◆ STATED TASK
Copy all of the material exactly. Pictures are not to appear in the copy.

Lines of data
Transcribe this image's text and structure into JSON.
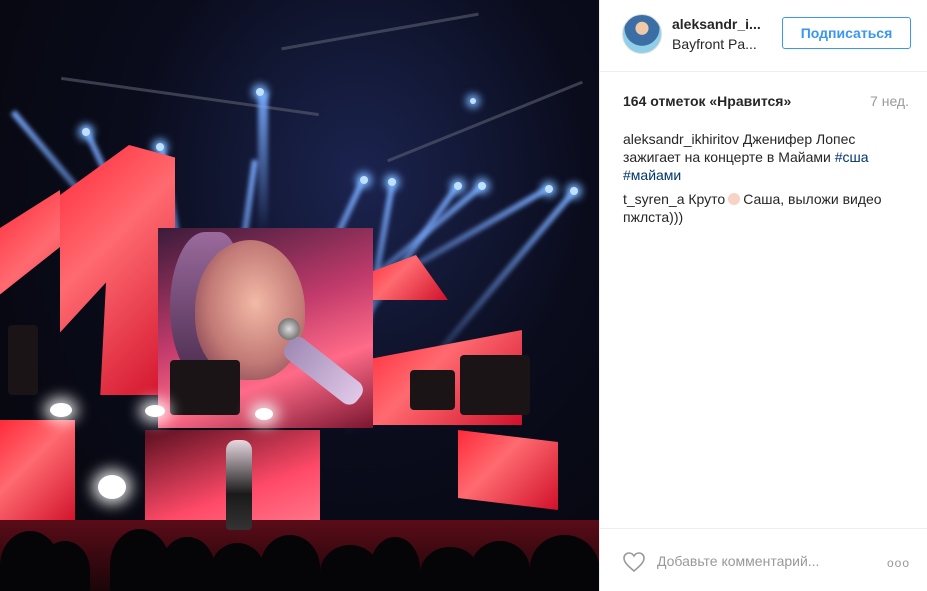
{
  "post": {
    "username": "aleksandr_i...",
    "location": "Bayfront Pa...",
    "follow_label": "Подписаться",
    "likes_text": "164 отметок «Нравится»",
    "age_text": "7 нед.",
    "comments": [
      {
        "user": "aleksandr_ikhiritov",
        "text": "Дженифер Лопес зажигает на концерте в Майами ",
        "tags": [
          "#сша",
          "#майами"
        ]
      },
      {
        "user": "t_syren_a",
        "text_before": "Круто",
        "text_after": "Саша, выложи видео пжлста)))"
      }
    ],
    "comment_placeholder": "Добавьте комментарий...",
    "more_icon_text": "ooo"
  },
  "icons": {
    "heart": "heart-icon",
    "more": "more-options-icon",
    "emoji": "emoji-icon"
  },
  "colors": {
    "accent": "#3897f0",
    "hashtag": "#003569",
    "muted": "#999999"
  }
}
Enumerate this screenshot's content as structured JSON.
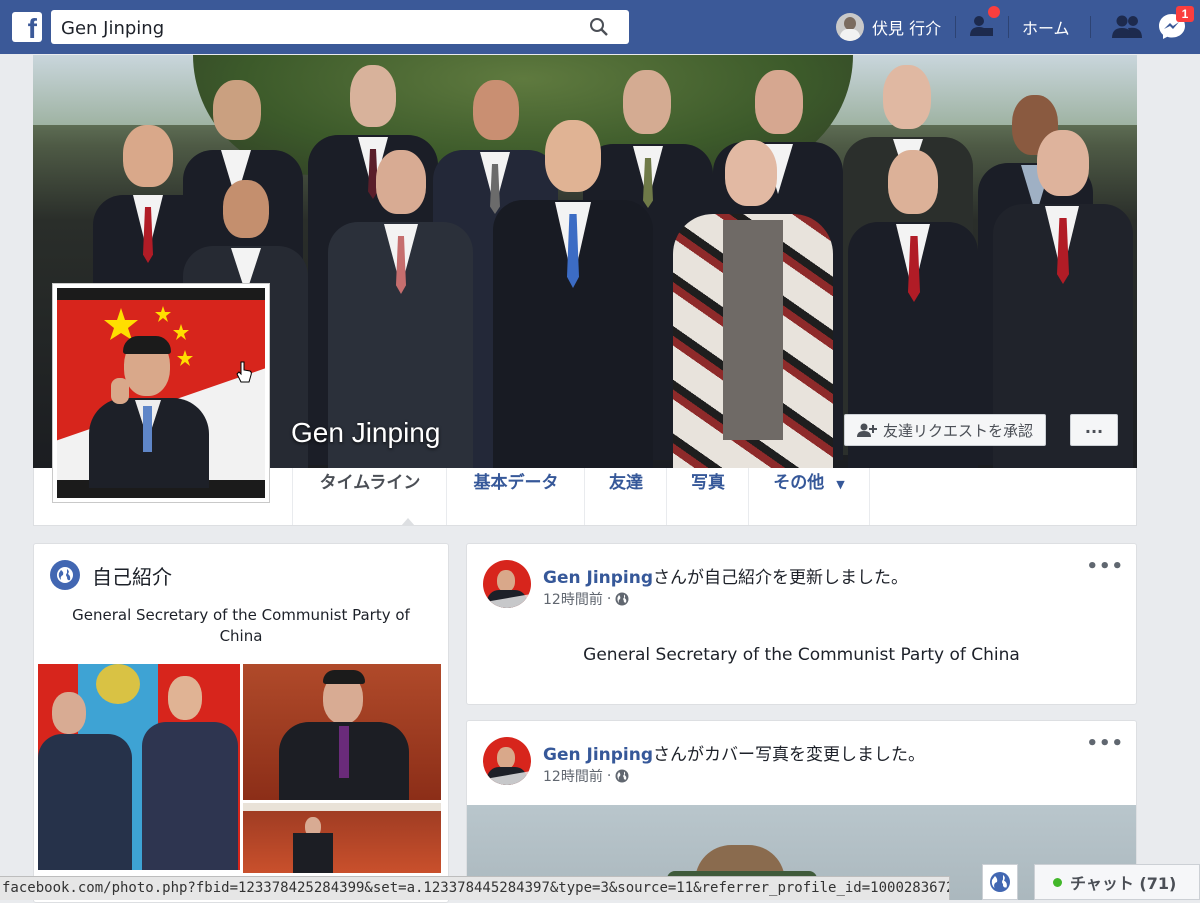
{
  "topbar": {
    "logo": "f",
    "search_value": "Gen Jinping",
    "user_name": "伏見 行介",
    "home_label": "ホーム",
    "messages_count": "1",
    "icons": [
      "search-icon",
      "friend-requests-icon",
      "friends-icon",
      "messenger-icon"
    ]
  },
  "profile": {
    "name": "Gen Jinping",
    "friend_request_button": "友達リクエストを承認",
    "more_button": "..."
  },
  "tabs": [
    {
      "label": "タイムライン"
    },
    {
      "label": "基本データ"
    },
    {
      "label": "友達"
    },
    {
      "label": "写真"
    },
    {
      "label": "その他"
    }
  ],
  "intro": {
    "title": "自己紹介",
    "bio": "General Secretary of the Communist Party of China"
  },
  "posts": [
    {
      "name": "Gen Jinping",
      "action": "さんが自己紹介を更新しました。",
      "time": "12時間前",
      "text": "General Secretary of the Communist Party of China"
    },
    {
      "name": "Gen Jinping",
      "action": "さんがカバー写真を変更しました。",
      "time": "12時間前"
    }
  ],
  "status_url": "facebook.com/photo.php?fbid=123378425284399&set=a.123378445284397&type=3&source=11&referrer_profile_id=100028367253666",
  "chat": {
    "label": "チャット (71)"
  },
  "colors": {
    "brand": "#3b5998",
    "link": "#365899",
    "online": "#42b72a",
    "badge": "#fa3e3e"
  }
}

◆ RIGHT ANSWER
Transcribe this image's text and structure into JSON.
{
  "post": {
    "username": "aleksandr_i...",
    "location": "Bayfront Pa...",
    "follow_label": "Подписаться",
    "likes_text": "164 отметок «Нравится»",
    "age_text": "7 нед.",
    "comments": [
      {
        "user": "aleksandr_ikhiritov",
        "text": "Дженифер Лопес зажигает на концерте в Майами ",
        "tags": [
          "#сша",
          "#майами"
        ]
      },
      {
        "user": "t_syren_a",
        "text_before": "Круто",
        "text_after": "Саша, выложи видео пжлста)))"
      }
    ],
    "comment_placeholder": "Добавьте комментарий...",
    "more_icon_text": "ooo"
  },
  "icons": {
    "heart": "heart-icon",
    "more": "more-options-icon",
    "emoji": "emoji-icon"
  },
  "colors": {
    "accent": "#3897f0",
    "hashtag": "#003569",
    "muted": "#999999"
  }
}
Enumerate this screenshot's content as structured JSON.
{
  "topbar": {
    "logo": "f",
    "search_value": "Gen Jinping",
    "user_name": "伏見 行介",
    "home_label": "ホーム",
    "messages_count": "1",
    "icons": [
      "search-icon",
      "friend-requests-icon",
      "friends-icon",
      "messenger-icon"
    ]
  },
  "profile": {
    "name": "Gen Jinping",
    "friend_request_button": "友達リクエストを承認",
    "more_button": "..."
  },
  "tabs": [
    {
      "label": "タイムライン"
    },
    {
      "label": "基本データ"
    },
    {
      "label": "友達"
    },
    {
      "label": "写真"
    },
    {
      "label": "その他"
    }
  ],
  "intro": {
    "title": "自己紹介",
    "bio": "General Secretary of the Communist Party of China"
  },
  "posts": [
    {
      "name": "Gen Jinping",
      "action": "さんが自己紹介を更新しました。",
      "time": "12時間前",
      "text": "General Secretary of the Communist Party of China"
    },
    {
      "name": "Gen Jinping",
      "action": "さんがカバー写真を変更しました。",
      "time": "12時間前"
    }
  ],
  "status_url": "facebook.com/photo.php?fbid=123378425284399&set=a.123378445284397&type=3&source=11&referrer_profile_id=100028367253666",
  "chat": {
    "label": "チャット (71)"
  },
  "colors": {
    "brand": "#3b5998",
    "link": "#365899",
    "online": "#42b72a",
    "badge": "#fa3e3e"
  }
}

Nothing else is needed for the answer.